▶ REQUIRED WORK:
Present the following entries again, word for word and in full.

▶ PROVIDED MATERIAL:
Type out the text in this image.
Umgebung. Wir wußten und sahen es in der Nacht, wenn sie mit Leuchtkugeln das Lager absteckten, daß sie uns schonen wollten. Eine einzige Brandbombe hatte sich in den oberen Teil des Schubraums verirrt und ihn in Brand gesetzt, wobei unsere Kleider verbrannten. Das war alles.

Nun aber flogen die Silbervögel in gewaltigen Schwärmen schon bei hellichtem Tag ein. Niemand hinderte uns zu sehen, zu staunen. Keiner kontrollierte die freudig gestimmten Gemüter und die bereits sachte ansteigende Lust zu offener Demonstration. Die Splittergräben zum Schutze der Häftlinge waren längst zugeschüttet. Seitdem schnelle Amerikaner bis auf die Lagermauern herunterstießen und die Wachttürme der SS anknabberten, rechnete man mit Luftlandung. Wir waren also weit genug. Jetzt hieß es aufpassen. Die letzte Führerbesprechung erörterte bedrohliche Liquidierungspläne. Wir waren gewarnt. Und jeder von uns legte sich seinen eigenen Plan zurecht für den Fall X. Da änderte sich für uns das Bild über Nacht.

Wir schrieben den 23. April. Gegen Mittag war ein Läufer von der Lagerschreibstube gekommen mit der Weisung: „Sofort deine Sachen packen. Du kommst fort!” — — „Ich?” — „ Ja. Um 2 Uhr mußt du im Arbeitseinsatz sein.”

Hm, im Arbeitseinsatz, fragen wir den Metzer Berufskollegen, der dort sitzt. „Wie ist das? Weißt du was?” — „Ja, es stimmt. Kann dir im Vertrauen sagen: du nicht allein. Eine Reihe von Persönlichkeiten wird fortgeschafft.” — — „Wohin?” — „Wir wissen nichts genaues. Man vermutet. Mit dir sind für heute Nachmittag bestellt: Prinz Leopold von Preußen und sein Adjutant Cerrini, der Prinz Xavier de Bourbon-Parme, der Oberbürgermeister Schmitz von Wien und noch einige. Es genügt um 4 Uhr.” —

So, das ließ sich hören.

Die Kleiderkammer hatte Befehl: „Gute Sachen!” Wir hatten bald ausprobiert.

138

▶ SOLUTION TO THE EXERCISE:
Type out the text in this image.
Umgebung. Wir wußten und sahen es in der Nacht, wenn sie mit Leuchtkugeln das Lager absteckten, daß sie uns schonen wollten. Eine einzige Brandbombe hatte sich in den oberen Teil des Schubraums verirrt und ihn in Brand gesetzt, wobei unsere Kleider verbrannten. Das war alles.

Nun aber flogen die Silbervögel in gewaltigen Schwärmen schon bei hellichtem Tag ein. Niemand hinderte uns zu sehen, zu staunen. Keiner kontrollierte die freudig gestimmten Gemüter und die bereits sachte ansteigende Lust zu offener Demonstration. Die Splittergräben zum Schutze der Häftlinge waren längst zugeschüttet. Seitdem schnelle Amerikaner bis auf die Lagermauern herunterstießen und die Wachttürme der SS anknabberten, rechnete man mit Luftlandung. Wir waren also weit genug. Jetzt hieß es aufpassen. Die letzte Führerbesprechung erörterte bedrohliche Liquidierungspläne. Wir waren gewarnt. Und jeder von uns legte sich seinen eigenen Plan zurecht für den Fall X. Da änderte sich für uns das Bild über Nacht.

Wir schrieben den 23. April. Gegen Mittag war ein Läufer von der Lagerschreibstube gekommen mit der Weisung: „Sofort deine Sachen packen. Du kommst fort!” — — „Ich?” — „ Ja. Um 2 Uhr mußt du im Arbeitseinsatz sein.”

Hm, im Arbeitseinsatz, fragen wir den Metzer Berufskollegen, der dort sitzt. „Wie ist das? Weißt du was?” — „Ja, es stimmt. Kann dir im Vertrauen sagen: du nicht allein. Eine Reihe von Persönlichkeiten wird fortgeschafft.” — — „Wohin?” — „Wir wissen nichts genaues. Man vermutet. Mit dir sind für heute Nachmittag bestellt: Prinz Leopold von Preußen und sein Adjutant Cerrini, der Prinz Xavier de Bourbon-Parme, der Oberbürgermeister Schmitz von Wien und noch einige. Es genügt um 4 Uhr.” —

So, das ließ sich hören.

Die Kleiderkammer hatte Befehl: „Gute Sachen!” Wir hatten bald ausprobiert.

138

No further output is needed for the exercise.